(A block of data)
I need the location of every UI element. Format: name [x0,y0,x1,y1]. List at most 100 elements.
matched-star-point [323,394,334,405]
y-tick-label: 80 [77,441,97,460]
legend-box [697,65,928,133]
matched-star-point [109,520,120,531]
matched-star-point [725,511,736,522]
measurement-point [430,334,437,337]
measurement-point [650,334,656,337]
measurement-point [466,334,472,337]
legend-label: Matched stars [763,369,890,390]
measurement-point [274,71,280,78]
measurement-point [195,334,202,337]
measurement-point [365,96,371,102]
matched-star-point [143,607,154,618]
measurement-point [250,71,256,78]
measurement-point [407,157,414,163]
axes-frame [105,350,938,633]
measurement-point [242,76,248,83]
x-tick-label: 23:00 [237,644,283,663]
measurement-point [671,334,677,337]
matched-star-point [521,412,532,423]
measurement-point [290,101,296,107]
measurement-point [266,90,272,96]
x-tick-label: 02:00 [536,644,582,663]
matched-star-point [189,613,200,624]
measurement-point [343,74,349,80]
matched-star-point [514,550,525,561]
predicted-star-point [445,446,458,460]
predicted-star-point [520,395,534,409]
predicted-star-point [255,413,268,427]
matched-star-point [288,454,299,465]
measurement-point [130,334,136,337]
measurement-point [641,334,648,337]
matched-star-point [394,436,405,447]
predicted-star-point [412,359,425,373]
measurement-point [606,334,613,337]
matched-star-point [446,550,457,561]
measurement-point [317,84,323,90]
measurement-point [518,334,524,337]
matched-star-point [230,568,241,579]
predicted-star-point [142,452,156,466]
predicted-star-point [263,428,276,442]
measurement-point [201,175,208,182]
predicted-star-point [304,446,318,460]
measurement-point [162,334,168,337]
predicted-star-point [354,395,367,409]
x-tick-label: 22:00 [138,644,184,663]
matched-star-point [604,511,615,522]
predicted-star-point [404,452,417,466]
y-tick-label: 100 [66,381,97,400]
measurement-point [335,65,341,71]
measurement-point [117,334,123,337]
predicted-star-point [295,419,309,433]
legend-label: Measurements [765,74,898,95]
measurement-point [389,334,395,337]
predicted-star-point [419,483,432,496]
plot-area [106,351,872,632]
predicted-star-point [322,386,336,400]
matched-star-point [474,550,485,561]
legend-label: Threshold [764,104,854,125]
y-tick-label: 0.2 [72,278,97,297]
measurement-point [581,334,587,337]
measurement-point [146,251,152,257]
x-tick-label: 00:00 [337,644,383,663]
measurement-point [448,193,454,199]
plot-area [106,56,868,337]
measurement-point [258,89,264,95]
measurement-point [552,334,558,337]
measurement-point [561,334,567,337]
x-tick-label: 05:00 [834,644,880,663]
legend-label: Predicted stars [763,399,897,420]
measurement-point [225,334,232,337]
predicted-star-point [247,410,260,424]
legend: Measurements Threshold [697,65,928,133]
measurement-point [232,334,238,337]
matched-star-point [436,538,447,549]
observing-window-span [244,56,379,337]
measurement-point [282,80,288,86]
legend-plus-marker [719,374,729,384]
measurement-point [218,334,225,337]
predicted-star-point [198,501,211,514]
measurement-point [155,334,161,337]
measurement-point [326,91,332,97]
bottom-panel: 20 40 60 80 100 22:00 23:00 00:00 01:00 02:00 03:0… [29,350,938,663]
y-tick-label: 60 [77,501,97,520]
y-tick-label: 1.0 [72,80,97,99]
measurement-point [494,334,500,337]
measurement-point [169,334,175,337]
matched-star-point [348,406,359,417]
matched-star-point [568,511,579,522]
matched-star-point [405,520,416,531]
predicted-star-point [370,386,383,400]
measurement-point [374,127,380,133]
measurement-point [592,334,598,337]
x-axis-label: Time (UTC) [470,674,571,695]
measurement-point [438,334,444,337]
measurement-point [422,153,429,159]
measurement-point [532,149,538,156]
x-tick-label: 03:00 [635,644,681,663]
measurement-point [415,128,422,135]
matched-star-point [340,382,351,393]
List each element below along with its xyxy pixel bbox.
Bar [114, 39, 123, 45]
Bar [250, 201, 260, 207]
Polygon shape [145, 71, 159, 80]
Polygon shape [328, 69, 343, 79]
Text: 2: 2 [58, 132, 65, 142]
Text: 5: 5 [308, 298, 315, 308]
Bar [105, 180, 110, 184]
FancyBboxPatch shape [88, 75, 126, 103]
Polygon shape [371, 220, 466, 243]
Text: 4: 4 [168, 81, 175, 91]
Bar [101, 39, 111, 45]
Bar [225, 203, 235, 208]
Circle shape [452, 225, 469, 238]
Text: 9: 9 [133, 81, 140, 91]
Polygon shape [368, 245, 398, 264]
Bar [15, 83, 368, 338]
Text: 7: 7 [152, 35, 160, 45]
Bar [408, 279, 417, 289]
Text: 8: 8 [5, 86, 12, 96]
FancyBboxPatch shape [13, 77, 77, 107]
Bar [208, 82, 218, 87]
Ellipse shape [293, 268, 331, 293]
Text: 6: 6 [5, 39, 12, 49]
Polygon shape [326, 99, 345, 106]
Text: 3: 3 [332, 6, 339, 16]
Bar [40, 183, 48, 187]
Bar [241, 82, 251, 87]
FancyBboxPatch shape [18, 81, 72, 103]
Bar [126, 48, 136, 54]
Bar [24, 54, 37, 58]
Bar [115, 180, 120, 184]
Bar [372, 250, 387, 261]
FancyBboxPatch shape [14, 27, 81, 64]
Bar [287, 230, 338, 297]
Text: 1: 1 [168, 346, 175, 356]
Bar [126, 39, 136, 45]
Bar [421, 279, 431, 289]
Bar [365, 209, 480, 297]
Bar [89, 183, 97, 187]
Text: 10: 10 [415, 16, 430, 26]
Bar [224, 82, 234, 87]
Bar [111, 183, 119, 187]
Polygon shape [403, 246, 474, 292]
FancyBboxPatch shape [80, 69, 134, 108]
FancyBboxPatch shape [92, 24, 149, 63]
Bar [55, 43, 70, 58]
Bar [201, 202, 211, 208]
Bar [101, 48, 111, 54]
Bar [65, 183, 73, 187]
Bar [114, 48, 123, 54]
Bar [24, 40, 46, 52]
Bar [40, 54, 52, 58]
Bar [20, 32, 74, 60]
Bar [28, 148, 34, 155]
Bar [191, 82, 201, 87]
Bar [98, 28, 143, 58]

Exercise task:
Express the material above as a Markdown table with two columns, Row and Line. Number each line in Row, put its text in Line, and leave out any blank lines.

Solution to the problem:
| Row | Line |
|---|---|
| 1 | I need the location of every UI element. Format: name [x0,y0,x1,y1]. List at most 100 elements. |
| 2 | matched-star-point [323,394,334,405] |
| 3 | y-tick-label: 80 [77,441,97,460] |
| 4 | legend-box [697,65,928,133] |
| 5 | matched-star-point [109,520,120,531] |
| 6 | matched-star-point [725,511,736,522] |
| 7 | measurement-point [430,334,437,337] |
| 8 | measurement-point [650,334,656,337] |
| 9 | measurement-point [466,334,472,337] |
| 10 | legend-label: Matched stars [763,369,890,390] |
| 11 | measurement-point [274,71,280,78] |
| 12 | measurement-point [195,334,202,337] |
| 13 | measurement-point [365,96,371,102] |
| 14 | matched-star-point [143,607,154,618] |
| 15 | measurement-point [250,71,256,78] |
| 16 | measurement-point [407,157,414,163] |
| 17 | axes-frame [105,350,938,633] |
| 18 | measurement-point [242,76,248,83] |
| 19 | x-tick-label: 23:00 [237,644,283,663] |
| 20 | measurement-point [671,334,677,337] |
| 21 | matched-star-point [521,412,532,423] |
| 22 | measurement-point [290,101,296,107] |
| 23 | measurement-point [266,90,272,96] |
| 24 | x-tick-label: 02:00 [536,644,582,663] |
| 25 | matched-star-point [189,613,200,624] |
| 26 | measurement-point [343,74,349,80] |
| 27 | matched-star-point [514,550,525,561] |
| 28 | predicted-star-point [445,446,458,460] |
| 29 | predicted-star-point [520,395,534,409] |
| 30 | predicted-star-point [255,413,268,427] |
| 31 | matched-star-point [288,454,299,465] |
| 32 | measurement-point [130,334,136,337] |
| 33 | measurement-point [641,334,648,337] |
| 34 | matched-star-point [394,436,405,447] |
| 35 | predicted-star-point [412,359,425,373] |
| 36 | measurement-point [606,334,613,337] |
| 37 | matched-star-point [446,550,457,561] |
| 38 | measurement-point [317,84,323,90] |
| 39 | measurement-point [518,334,524,337] |
| 40 | matched-star-point [230,568,241,579] |
| 41 | predicted-star-point [142,452,156,466] |
| 42 | predicted-star-point [263,428,276,442] |
| 43 | measurement-point [201,175,208,182] |
| 44 | predicted-star-point [304,446,318,460] |
| 45 | measurement-point [162,334,168,337] |
| 46 | predicted-star-point [354,395,367,409] |
| 47 | x-tick-label: 22:00 [138,644,184,663] |
| 48 | matched-star-point [604,511,615,522] |
| 49 | predicted-star-point [404,452,417,466] |
| 50 | y-tick-label: 100 [66,381,97,400] |
| 51 | measurement-point [335,65,341,71] |
| 52 | measurement-point [117,334,123,337] |
| 53 | predicted-star-point [295,419,309,433] |
| 54 | legend-label: Measurements [765,74,898,95] |
| 55 | measurement-point [389,334,395,337] |
| 56 | predicted-star-point [419,483,432,496] |
| 57 | plot-area [106,351,872,632] |
| 58 | predicted-star-point [322,386,336,400] |
| 59 | matched-star-point [474,550,485,561] |
| 60 | legend-label: Threshold [764,104,854,125] |
| 61 | y-tick-label: 0.2 [72,278,97,297] |
| 62 | measurement-point [581,334,587,337] |
| 63 | measurement-point [146,251,152,257] |
| 64 | x-tick-label: 00:00 [337,644,383,663] |
| 65 | measurement-point [448,193,454,199] |
| 66 | plot-area [106,56,868,337] |
| 67 | measurement-point [258,89,264,95] |
| 68 | measurement-point [552,334,558,337] |
| 69 | measurement-point [561,334,567,337] |
| 70 | x-tick-label: 05:00 [834,644,880,663] |
| 71 | legend-label: Predicted stars [763,399,897,420] |
| 72 | measurement-point [225,334,232,337] |
| 73 | predicted-star-point [247,410,260,424] |
| 74 | legend: Measurements Threshold [697,65,928,133] |
| 75 | measurement-point [232,334,238,337] |
| 76 | matched-star-point [436,538,447,549] |
| 77 | observing-window-span [244,56,379,337] |
| 78 | measurement-point [282,80,288,86] |
| 79 | legend-plus-marker [719,374,729,384] |
| 80 | measurement-point [218,334,225,337] |
| 81 | predicted-star-point [198,501,211,514] |
| 82 | measurement-point [155,334,161,337] |
| 83 | measurement-point [326,91,332,97] |
| 84 | bottom-panel: 20 40 60 80 100 22:00 23:00 00:00 01:00 02:00 03:0… [29,350,938,663] |
| 85 | y-tick-label: 60 [77,501,97,520] |
| 86 | y-tick-label: 1.0 [72,80,97,99] |
| 87 | measurement-point [494,334,500,337] |
| 88 | measurement-point [169,334,175,337] |
| 89 | matched-star-point [348,406,359,417] |
| 90 | matched-star-point [568,511,579,522] |
| 91 | matched-star-point [405,520,416,531] |
| 92 | predicted-star-point [370,386,383,400] |
| 93 | measurement-point [374,127,380,133] |
| 94 | measurement-point [592,334,598,337] |
| 95 | x-axis-label: Time (UTC) [470,674,571,695] |
| 96 | measurement-point [438,334,444,337] |
| 97 | measurement-point [422,153,429,159] |
| 98 | measurement-point [532,149,538,156] |
| 99 | x-tick-label: 03:00 [635,644,681,663] |
| 100 | measurement-point [415,128,422,135] |
| 101 | matched-star-point [340,382,351,393] |
| 102 | List each element below along with its xyxy pixel bbox. |
| 103 | Bar [114, 39, 123, 45] |
| 104 | Bar [250, 201, 260, 207] |
| 105 | Polygon shape [145, 71, 159, 80] |
| 106 | Polygon shape [328, 69, 343, 79] |
| 107 | Text: 2: 2 [58, 132, 65, 142] |
| 108 | Text: 5: 5 [308, 298, 315, 308] |
| 109 | Bar [105, 180, 110, 184] |
| 110 | FancyBboxPatch shape [88, 75, 126, 103] |
| 111 | Polygon shape [371, 220, 466, 243] |
| 112 | Text: 4: 4 [168, 81, 175, 91] |
| 113 | Bar [101, 39, 111, 45] |
| 114 | Bar [225, 203, 235, 208] |
| 115 | Circle shape [452, 225, 469, 238] |
| 116 | Text: 9: 9 [133, 81, 140, 91] |
| 117 | Polygon shape [368, 245, 398, 264] |
| 118 | Bar [15, 83, 368, 338] |
| 119 | Text: 7: 7 [152, 35, 160, 45] |
| 120 | Bar [408, 279, 417, 289] |
| 121 | Text: 8: 8 [5, 86, 12, 96] |
| 122 | FancyBboxPatch shape [13, 77, 77, 107] |
| 123 | Bar [208, 82, 218, 87] |
| 124 | Ellipse shape [293, 268, 331, 293] |
| 125 | Text: 6: 6 [5, 39, 12, 49] |
| 126 | Polygon shape [326, 99, 345, 106] |
| 127 | Text: 3: 3 [332, 6, 339, 16] |
| 128 | Bar [40, 183, 48, 187] |
| 129 | Bar [241, 82, 251, 87] |
| 130 | FancyBboxPatch shape [18, 81, 72, 103] |
| 131 | Bar [126, 48, 136, 54] |
| 132 | Bar [24, 54, 37, 58] |
| 133 | Bar [115, 180, 120, 184] |
| 134 | Bar [372, 250, 387, 261] |
| 135 | FancyBboxPatch shape [14, 27, 81, 64] |
| 136 | Bar [287, 230, 338, 297] |
| 137 | Text: 1: 1 [168, 346, 175, 356] |
| 138 | Bar [126, 39, 136, 45] |
| 139 | Bar [421, 279, 431, 289] |
| 140 | Bar [365, 209, 480, 297] |
| 141 | Bar [89, 183, 97, 187] |
| 142 | Text: 10: 10 [415, 16, 430, 26] |
| 143 | Bar [224, 82, 234, 87] |
| 144 | Bar [111, 183, 119, 187] |
| 145 | Polygon shape [403, 246, 474, 292] |
| 146 | FancyBboxPatch shape [80, 69, 134, 108] |
| 147 | FancyBboxPatch shape [92, 24, 149, 63] |
| 148 | Bar [55, 43, 70, 58] |
| 149 | Bar [201, 202, 211, 208] |
| 150 | Bar [101, 48, 111, 54] |
| 151 | Bar [65, 183, 73, 187] |
| 152 | Bar [114, 48, 123, 54] |
| 153 | Bar [24, 40, 46, 52] |
| 154 | Bar [40, 54, 52, 58] |
| 155 | Bar [20, 32, 74, 60] |
| 156 | Bar [28, 148, 34, 155] |
| 157 | Bar [191, 82, 201, 87] |
| 158 | Bar [98, 28, 143, 58] |